* **EXERCISE INSTRUCTIONS**: Look for "Dance" in the listing below. Gather each line that contains it.

## Begin DATASET ROWS

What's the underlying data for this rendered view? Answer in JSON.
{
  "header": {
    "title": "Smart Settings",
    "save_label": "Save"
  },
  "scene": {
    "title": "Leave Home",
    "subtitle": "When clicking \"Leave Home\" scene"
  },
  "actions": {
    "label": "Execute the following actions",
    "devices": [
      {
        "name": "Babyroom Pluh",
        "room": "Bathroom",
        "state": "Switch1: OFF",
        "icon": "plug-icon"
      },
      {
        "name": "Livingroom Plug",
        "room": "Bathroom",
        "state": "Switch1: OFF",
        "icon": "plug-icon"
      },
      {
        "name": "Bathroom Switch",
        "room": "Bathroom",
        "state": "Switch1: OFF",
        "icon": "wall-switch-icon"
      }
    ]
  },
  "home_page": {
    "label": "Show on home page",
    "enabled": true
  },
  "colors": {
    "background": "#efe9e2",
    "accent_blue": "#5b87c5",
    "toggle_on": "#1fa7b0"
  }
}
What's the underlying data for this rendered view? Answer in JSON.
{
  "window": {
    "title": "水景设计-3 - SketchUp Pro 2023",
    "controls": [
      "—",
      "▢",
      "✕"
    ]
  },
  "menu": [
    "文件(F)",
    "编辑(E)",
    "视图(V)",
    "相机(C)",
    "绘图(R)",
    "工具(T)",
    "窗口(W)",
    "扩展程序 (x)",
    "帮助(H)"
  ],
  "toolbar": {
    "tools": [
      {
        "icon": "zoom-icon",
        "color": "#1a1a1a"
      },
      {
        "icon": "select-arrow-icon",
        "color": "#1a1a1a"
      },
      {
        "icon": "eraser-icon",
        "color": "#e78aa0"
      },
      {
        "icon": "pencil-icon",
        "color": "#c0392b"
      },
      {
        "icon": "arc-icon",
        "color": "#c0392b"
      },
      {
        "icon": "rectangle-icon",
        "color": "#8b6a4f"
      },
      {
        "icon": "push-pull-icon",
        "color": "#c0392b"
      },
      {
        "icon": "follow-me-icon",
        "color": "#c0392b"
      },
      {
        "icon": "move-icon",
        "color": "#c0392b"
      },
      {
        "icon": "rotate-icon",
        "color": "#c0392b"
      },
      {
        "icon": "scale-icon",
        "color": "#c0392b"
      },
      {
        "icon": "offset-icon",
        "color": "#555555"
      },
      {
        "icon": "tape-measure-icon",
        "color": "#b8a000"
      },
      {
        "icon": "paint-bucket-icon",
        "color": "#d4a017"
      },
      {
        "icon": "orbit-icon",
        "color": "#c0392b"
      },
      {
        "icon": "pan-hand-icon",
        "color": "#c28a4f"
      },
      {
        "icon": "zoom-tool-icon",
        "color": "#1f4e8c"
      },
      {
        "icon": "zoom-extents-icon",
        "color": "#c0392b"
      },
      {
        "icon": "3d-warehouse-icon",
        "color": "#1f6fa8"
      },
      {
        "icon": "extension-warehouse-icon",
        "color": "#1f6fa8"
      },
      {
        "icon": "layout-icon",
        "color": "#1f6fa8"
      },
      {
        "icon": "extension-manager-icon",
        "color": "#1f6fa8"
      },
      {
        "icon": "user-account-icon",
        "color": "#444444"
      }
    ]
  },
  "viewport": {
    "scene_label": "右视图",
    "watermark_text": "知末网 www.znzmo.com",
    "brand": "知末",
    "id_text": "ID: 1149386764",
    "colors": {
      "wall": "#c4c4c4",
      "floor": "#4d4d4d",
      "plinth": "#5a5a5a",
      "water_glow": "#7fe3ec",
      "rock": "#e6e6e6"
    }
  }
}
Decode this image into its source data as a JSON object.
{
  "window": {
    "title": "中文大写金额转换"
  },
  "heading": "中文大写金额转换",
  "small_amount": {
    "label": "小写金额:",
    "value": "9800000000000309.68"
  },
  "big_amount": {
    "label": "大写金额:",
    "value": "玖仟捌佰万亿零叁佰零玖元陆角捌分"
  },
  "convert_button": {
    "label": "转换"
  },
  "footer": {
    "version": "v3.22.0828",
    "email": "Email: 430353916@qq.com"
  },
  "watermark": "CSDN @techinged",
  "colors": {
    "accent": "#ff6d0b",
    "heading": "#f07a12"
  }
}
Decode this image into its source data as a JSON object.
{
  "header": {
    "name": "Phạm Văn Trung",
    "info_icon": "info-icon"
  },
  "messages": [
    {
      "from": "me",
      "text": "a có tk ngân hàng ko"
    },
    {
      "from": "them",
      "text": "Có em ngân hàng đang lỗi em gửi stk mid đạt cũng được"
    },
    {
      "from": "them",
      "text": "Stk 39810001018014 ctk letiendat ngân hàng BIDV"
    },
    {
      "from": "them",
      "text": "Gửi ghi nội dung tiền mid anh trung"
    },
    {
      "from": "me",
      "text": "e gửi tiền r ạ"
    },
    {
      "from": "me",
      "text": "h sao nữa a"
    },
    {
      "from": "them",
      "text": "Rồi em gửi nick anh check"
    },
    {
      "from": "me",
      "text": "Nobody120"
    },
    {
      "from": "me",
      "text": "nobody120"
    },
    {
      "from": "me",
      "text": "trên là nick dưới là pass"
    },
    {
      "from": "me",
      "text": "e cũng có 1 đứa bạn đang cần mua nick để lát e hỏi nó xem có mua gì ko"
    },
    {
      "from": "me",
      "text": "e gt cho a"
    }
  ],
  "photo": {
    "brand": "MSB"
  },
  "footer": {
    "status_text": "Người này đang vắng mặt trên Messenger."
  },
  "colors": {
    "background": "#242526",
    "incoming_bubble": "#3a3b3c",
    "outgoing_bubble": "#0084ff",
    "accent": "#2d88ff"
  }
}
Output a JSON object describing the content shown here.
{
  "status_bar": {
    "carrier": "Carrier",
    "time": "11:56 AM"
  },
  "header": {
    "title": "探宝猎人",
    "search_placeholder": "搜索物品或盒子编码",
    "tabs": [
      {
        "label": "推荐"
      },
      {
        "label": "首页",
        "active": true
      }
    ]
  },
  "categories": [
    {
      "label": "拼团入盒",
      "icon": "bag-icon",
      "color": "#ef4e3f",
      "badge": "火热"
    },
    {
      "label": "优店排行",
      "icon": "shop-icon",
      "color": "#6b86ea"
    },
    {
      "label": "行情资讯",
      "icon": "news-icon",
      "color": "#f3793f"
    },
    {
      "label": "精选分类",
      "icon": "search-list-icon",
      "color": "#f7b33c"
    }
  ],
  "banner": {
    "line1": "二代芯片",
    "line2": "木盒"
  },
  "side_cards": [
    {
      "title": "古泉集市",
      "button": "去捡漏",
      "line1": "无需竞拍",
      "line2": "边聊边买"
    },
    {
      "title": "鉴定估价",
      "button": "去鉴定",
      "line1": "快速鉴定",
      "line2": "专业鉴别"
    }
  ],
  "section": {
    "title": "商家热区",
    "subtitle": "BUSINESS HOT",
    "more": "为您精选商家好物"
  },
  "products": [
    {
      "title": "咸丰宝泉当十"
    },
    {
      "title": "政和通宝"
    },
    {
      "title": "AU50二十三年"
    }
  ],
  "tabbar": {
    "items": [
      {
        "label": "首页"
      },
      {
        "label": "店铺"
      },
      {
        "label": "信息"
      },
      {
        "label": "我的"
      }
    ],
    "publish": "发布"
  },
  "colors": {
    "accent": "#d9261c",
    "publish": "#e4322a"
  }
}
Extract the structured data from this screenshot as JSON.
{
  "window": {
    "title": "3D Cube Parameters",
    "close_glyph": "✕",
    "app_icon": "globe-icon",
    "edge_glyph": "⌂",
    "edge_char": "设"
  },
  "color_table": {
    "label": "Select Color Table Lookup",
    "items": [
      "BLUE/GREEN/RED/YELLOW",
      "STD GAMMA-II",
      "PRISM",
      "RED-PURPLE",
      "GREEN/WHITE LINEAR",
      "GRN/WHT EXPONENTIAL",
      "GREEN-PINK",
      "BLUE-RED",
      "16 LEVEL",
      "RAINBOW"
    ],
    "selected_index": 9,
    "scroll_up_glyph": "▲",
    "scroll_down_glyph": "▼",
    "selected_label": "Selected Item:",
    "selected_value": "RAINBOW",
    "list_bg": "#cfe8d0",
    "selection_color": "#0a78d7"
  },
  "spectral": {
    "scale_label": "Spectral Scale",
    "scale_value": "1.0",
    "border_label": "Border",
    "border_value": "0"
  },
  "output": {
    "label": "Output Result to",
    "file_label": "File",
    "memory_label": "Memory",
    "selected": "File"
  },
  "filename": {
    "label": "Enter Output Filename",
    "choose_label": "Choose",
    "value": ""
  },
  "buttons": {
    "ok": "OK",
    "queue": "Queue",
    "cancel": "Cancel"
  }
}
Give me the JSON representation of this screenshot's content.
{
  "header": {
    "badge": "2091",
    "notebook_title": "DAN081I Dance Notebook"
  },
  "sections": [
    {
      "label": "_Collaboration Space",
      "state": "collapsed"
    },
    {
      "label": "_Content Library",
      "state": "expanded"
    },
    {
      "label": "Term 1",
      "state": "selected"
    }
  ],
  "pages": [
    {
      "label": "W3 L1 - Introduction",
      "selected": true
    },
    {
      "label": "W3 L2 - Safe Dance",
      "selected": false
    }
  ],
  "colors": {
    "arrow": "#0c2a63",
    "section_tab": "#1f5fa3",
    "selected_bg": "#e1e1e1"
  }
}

## End DATASET ROWS

* **RESPONSE BELOW**:
    "notebook_title": "DAN081I Dance Notebook"
      "label": "W3 L2 - Safe Dance",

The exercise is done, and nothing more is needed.